**AIM:** Drop the images; return everything else in the listing below exactly.

____

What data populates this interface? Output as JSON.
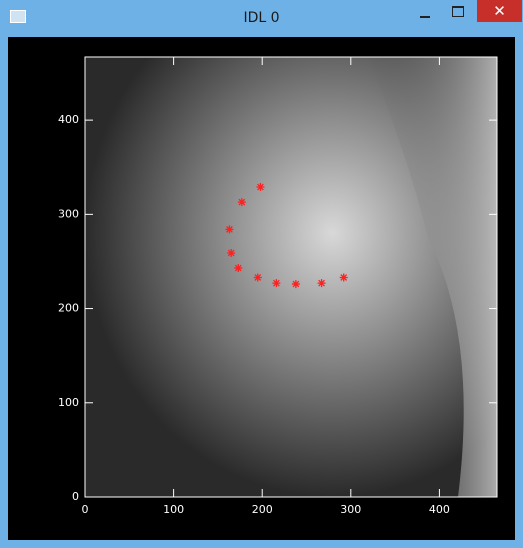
{
  "window": {
    "title": "IDL 0"
  },
  "chart_data": {
    "type": "scatter",
    "x": [
      198,
      177,
      163,
      165,
      173,
      195,
      216,
      238,
      267,
      292
    ],
    "values": [
      329,
      313,
      284,
      259,
      243,
      233,
      227,
      226,
      227,
      233
    ],
    "color": "#ff2020",
    "xlim": [
      0,
      465
    ],
    "ylim": [
      0,
      467
    ],
    "xticks": [
      0,
      100,
      200,
      300,
      400
    ],
    "yticks": [
      0,
      100,
      200,
      300,
      400
    ]
  }
}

____

**FULL OUTPUT:**
What data populates this interface? Output as JSON.
{
  "window": {
    "title": "IDL 0"
  },
  "chart_data": {
    "type": "scatter",
    "x": [
      198,
      177,
      163,
      165,
      173,
      195,
      216,
      238,
      267,
      292
    ],
    "values": [
      329,
      313,
      284,
      259,
      243,
      233,
      227,
      226,
      227,
      233
    ],
    "color": "#ff2020",
    "xlim": [
      0,
      465
    ],
    "ylim": [
      0,
      467
    ],
    "xticks": [
      0,
      100,
      200,
      300,
      400
    ],
    "yticks": [
      0,
      100,
      200,
      300,
      400
    ]
  }
}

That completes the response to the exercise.